(Data records)
◆ ◆ ◆

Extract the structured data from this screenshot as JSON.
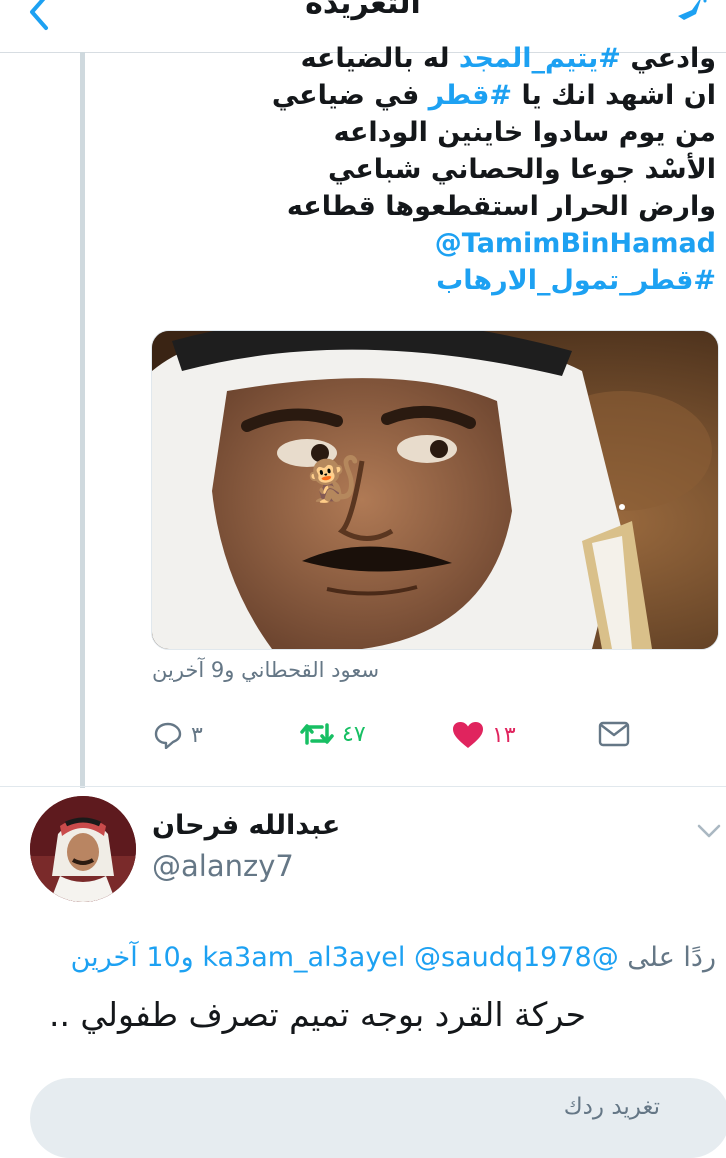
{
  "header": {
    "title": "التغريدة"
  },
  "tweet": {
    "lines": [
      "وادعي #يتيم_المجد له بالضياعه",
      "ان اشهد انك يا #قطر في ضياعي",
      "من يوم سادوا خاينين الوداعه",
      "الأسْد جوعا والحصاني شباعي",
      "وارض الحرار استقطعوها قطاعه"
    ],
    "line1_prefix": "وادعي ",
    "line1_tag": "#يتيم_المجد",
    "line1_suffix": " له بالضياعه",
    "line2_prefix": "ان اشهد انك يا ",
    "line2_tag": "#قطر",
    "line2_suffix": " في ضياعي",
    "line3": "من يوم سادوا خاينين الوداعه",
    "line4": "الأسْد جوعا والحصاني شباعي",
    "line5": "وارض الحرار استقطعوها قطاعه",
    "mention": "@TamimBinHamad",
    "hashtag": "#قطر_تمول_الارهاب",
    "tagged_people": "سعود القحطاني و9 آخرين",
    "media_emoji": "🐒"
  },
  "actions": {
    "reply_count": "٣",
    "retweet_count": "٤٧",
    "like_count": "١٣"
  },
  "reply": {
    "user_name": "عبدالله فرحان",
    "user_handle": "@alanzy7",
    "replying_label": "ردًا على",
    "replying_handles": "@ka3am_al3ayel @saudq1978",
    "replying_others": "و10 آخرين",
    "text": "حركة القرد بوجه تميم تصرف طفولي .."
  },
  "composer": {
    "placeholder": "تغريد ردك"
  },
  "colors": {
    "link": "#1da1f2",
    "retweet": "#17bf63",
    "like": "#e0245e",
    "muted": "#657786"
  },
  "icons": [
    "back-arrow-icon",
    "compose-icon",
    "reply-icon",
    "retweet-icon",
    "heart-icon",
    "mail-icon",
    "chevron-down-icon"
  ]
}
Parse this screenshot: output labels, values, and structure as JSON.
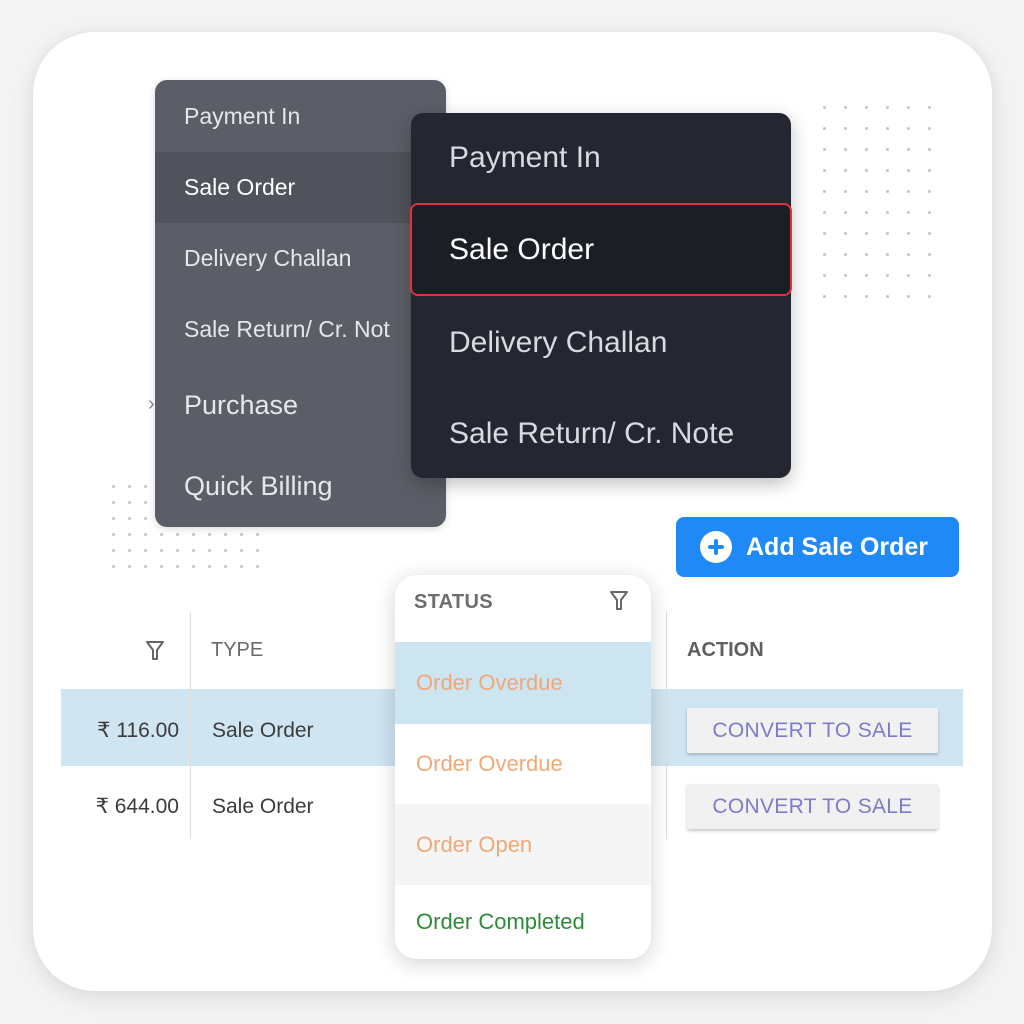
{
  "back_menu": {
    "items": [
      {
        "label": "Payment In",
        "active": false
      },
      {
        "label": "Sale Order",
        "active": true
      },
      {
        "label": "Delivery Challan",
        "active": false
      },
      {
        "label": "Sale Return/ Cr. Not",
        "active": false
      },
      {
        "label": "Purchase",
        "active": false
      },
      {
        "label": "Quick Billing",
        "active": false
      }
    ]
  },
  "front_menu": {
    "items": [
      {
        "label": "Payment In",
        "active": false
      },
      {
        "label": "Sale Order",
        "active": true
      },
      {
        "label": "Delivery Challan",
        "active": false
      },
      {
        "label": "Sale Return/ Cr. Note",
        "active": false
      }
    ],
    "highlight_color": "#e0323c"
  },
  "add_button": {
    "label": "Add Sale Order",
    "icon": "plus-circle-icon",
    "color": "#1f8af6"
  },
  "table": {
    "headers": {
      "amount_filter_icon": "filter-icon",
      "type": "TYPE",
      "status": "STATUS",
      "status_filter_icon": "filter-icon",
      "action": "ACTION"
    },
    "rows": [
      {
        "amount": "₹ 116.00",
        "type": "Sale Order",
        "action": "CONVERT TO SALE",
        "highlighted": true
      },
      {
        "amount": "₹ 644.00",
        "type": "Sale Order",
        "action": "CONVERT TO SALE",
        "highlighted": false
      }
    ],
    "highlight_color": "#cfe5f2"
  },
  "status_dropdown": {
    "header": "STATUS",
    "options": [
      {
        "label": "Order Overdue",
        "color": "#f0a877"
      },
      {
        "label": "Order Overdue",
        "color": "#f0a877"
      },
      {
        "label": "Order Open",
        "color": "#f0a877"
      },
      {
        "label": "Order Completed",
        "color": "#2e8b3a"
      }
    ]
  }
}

◆ ◆ ◆

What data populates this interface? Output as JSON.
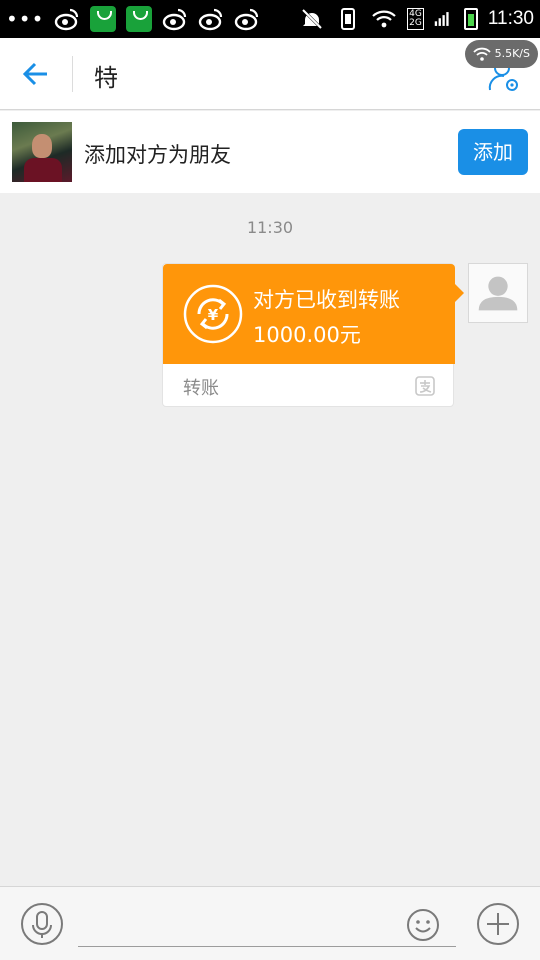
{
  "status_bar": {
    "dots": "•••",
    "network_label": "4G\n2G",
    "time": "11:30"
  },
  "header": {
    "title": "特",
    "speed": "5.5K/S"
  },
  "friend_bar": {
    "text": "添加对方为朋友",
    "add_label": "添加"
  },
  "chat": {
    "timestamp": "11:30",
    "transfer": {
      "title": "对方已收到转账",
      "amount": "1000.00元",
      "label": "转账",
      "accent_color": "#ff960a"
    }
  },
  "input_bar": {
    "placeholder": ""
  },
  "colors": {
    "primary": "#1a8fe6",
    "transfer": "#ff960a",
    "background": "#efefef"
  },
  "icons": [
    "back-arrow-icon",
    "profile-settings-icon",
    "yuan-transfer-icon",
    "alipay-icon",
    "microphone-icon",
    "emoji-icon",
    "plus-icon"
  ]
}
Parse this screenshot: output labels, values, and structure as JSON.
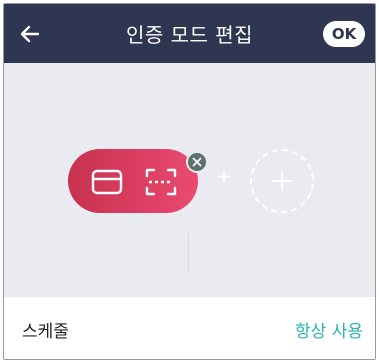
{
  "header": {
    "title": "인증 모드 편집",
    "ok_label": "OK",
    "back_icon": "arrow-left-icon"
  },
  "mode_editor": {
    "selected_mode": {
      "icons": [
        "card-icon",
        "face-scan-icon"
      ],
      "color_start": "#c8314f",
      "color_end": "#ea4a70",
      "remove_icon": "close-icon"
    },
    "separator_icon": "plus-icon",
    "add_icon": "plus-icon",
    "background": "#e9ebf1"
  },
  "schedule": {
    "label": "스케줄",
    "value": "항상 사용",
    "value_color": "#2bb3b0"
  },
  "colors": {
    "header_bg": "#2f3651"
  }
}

◆ ◆ ◆

WRITTEN EXERCISE = Copy out all lines above that include the string "خاينين".

TASK RESULT =
      "من يوم سادوا خاينين الوداعه",
    "line3": "من يوم سادوا خاينين الوداعه",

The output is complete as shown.